* [PROVIDED INFORMATION]:
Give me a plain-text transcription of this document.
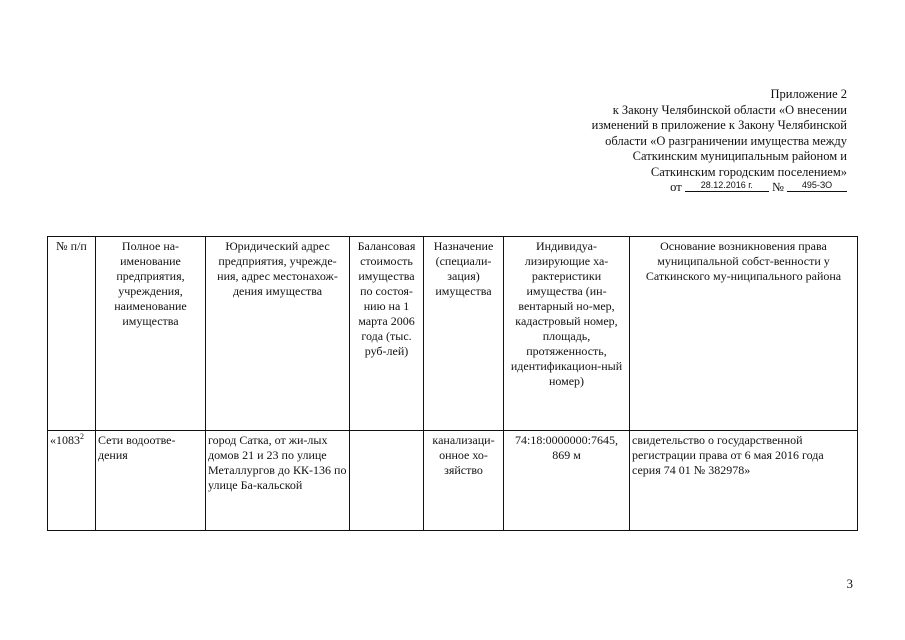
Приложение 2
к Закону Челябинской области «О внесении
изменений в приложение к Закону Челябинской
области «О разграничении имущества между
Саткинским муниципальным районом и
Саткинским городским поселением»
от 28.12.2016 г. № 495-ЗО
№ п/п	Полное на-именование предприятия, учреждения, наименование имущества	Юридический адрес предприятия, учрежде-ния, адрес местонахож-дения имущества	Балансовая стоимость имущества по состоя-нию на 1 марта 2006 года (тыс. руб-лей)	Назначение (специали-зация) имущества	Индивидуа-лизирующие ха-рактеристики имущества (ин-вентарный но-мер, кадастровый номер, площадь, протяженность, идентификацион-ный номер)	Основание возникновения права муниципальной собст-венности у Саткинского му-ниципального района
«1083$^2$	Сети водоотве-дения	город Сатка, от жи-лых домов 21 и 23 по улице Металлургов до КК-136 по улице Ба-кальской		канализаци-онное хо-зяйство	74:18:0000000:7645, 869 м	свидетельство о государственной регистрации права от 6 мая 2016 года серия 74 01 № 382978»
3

--

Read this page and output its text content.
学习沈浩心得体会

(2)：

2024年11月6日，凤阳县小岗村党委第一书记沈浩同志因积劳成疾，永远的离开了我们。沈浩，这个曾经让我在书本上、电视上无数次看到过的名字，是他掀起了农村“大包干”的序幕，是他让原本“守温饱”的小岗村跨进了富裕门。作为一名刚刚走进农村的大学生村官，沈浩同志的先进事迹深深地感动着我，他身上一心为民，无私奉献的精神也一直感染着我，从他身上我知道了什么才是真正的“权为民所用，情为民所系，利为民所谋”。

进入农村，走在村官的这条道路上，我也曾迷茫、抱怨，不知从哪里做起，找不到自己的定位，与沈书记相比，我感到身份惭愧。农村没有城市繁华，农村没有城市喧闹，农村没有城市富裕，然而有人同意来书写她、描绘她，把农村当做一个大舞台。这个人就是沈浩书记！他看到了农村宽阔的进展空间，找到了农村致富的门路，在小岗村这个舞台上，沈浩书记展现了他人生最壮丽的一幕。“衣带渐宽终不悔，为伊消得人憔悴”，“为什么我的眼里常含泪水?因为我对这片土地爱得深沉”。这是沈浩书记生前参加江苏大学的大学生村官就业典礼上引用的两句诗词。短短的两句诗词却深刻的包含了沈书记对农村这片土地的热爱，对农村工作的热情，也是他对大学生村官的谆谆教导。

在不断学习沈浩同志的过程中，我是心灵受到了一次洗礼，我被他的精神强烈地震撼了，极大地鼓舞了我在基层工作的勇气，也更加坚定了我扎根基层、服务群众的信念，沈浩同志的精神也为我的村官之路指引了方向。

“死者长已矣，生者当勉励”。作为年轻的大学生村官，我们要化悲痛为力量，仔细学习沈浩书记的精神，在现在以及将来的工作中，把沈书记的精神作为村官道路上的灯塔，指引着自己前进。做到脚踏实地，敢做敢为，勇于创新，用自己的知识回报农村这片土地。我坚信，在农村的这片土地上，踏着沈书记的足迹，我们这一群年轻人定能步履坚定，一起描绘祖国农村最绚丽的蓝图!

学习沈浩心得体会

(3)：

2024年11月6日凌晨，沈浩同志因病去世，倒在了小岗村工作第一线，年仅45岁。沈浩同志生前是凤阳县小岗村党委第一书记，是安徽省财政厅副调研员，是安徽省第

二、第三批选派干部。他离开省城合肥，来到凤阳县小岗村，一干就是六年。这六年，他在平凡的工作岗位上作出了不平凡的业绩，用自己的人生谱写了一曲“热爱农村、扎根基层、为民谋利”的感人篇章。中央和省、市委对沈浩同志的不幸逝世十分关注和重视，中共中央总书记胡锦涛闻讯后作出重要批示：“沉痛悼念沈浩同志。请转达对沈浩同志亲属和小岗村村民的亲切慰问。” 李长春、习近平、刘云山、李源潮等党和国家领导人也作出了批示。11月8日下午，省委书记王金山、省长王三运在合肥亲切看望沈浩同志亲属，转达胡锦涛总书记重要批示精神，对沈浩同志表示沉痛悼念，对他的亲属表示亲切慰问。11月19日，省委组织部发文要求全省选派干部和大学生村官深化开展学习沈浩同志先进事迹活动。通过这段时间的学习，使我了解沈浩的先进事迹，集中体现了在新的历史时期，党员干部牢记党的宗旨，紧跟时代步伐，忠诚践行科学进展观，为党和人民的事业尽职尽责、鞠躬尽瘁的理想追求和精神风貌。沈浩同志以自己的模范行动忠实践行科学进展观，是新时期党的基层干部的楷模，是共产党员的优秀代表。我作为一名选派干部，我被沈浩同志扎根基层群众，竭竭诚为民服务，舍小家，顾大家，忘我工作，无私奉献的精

* [PROBLEM REQUIREMENTS]: Gather all lines where the word "text" appears.

* [ANSWER IN FULL]:
Give me a plain-text transcription of this document.
Read this page and output its text content.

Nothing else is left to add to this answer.